**What the task asks**
Quote all of the data that follows exactly as written, skipping the images.

=== Data for processing ===

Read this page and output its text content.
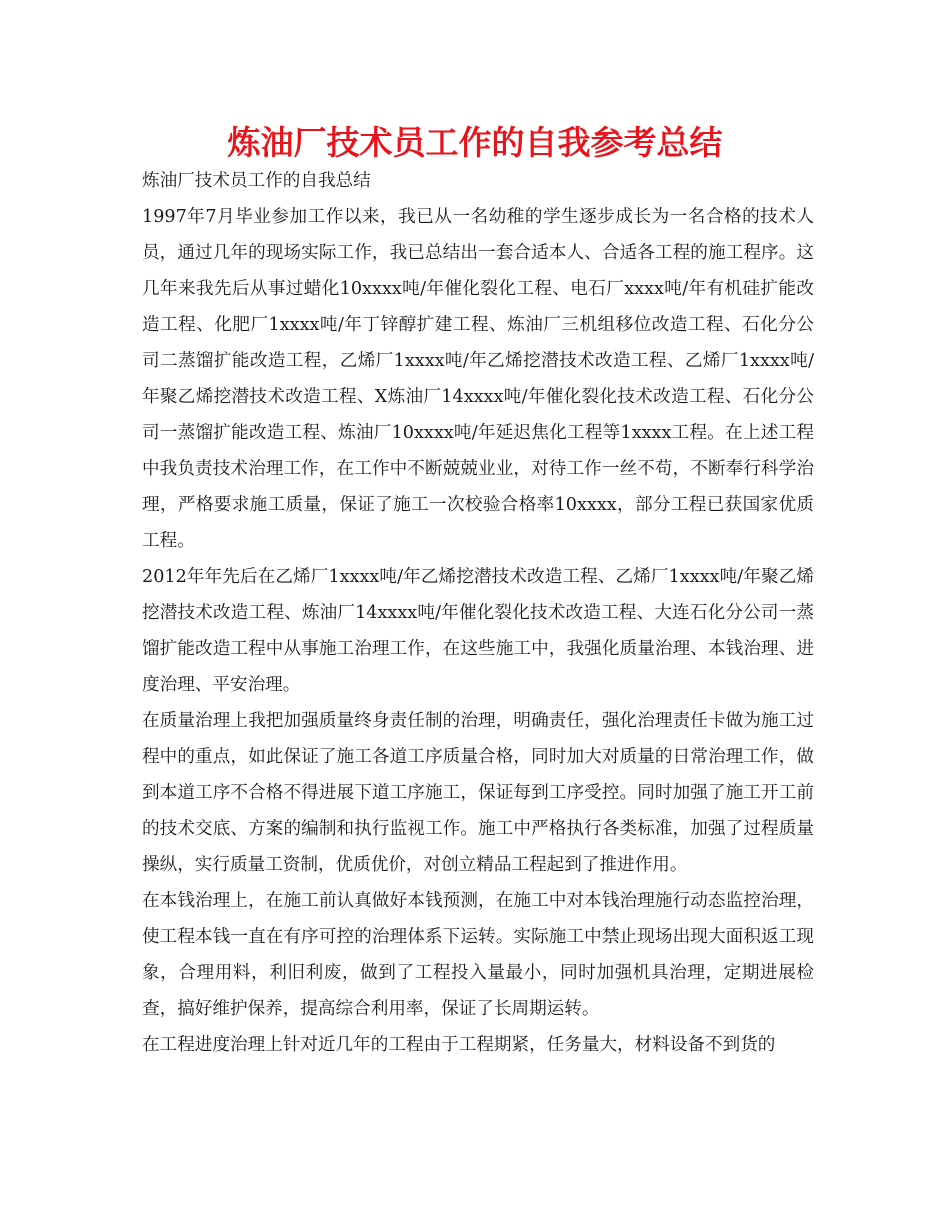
炼油厂技术员工作的自我参考总结

炼油厂技术员工作的自我总结

1997年7月毕业参加工作以来，我已从一名幼稚的学生逐步成长为一名合格的技术人员，通过几年的现场实际工作，我已总结出一套合适本人、合适各工程的施工程序。这几年来我先后从事过蜡化10xxxx吨/年催化裂化工程、电石厂xxxx吨/年有机硅扩能改造工程、化肥厂1xxxx吨/年丁锌醇扩建工程、炼油厂三机组移位改造工程、石化分公司二蒸馏扩能改造工程，乙烯厂1xxxx吨/年乙烯挖潜技术改造工程、乙烯厂1xxxx吨/年聚乙烯挖潜技术改造工程、X炼油厂14xxxx吨/年催化裂化技术改造工程、石化分公司一蒸馏扩能改造工程、炼油厂10xxxx吨/年延迟焦化工程等1xxxx工程。在上述工程中我负责技术治理工作，在工作中不断兢兢业业，对待工作一丝不苟，不断奉行科学治理，严格要求施工质量，保证了施工一次校验合格率10xxxx，部分工程已获国家优质工程。

2012年年先后在乙烯厂1xxxx吨/年乙烯挖潜技术改造工程、乙烯厂1xxxx吨/年聚乙烯挖潜技术改造工程、炼油厂14xxxx吨/年催化裂化技术改造工程、大连石化分公司一蒸馏扩能改造工程中从事施工治理工作，在这些施工中，我强化质量治理、本钱治理、进度治理、平安治理。

在质量治理上我把加强质量终身责任制的治理，明确责任，强化治理责任卡做为施工过程中的重点，如此保证了施工各道工序质量合格，同时加大对质量的日常治理工作，做到本道工序不合格不得进展下道工序施工，保证每到工序受控。同时加强了施工开工前的技术交底、方案的编制和执行监视工作。施工中严格执行各类标准，加强了过程质量操纵，实行质量工资制，优质优价，对创立精品工程起到了推进作用。

在本钱治理上，在施工前认真做好本钱预测，在施工中对本钱治理施行动态监控治理，使工程本钱一直在有序可控的治理体系下运转。实际施工中禁止现场出现大面积返工现象，合理用料，利旧利废，做到了工程投入量最小，同时加强机具治理，定期进展检查，搞好维护保养，提高综合利用率，保证了长周期运转。

在工程进度治理上针对近几年的工程由于工程期紧，任务量大，材料设备不到货的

===

**Answer for the task**
Read this page and output its text content.
炼油厂技术员工作的自我参考总结

炼油厂技术员工作的自我总结

1997年7月毕业参加工作以来，我已从一名幼稚的学生逐步成长为一名合格的技术人员，通过几年的现场实际工作，我已总结出一套合适本人、合适各工程的施工程序。这几年来我先后从事过蜡化10xxxx吨/年催化裂化工程、电石厂xxxx吨/年有机硅扩能改造工程、化肥厂1xxxx吨/年丁锌醇扩建工程、炼油厂三机组移位改造工程、石化分公司二蒸馏扩能改造工程，乙烯厂1xxxx吨/年乙烯挖潜技术改造工程、乙烯厂1xxxx吨/年聚乙烯挖潜技术改造工程、X炼油厂14xxxx吨/年催化裂化技术改造工程、石化分公司一蒸馏扩能改造工程、炼油厂10xxxx吨/年延迟焦化工程等1xxxx工程。在上述工程中我负责技术治理工作，在工作中不断兢兢业业，对待工作一丝不苟，不断奉行科学治理，严格要求施工质量，保证了施工一次校验合格率10xxxx，部分工程已获国家优质工程。

2012年年先后在乙烯厂1xxxx吨/年乙烯挖潜技术改造工程、乙烯厂1xxxx吨/年聚乙烯挖潜技术改造工程、炼油厂14xxxx吨/年催化裂化技术改造工程、大连石化分公司一蒸馏扩能改造工程中从事施工治理工作，在这些施工中，我强化质量治理、本钱治理、进度治理、平安治理。

在质量治理上我把加强质量终身责任制的治理，明确责任，强化治理责任卡做为施工过程中的重点，如此保证了施工各道工序质量合格，同时加大对质量的日常治理工作，做到本道工序不合格不得进展下道工序施工，保证每到工序受控。同时加强了施工开工前的技术交底、方案的编制和执行监视工作。施工中严格执行各类标准，加强了过程质量操纵，实行质量工资制，优质优价，对创立精品工程起到了推进作用。

在本钱治理上，在施工前认真做好本钱预测，在施工中对本钱治理施行动态监控治理，使工程本钱一直在有序可控的治理体系下运转。实际施工中禁止现场出现大面积返工现象，合理用料，利旧利废，做到了工程投入量最小，同时加强机具治理，定期进展检查，搞好维护保养，提高综合利用率，保证了长周期运转。

在工程进度治理上针对近几年的工程由于工程期紧，任务量大，材料设备不到货的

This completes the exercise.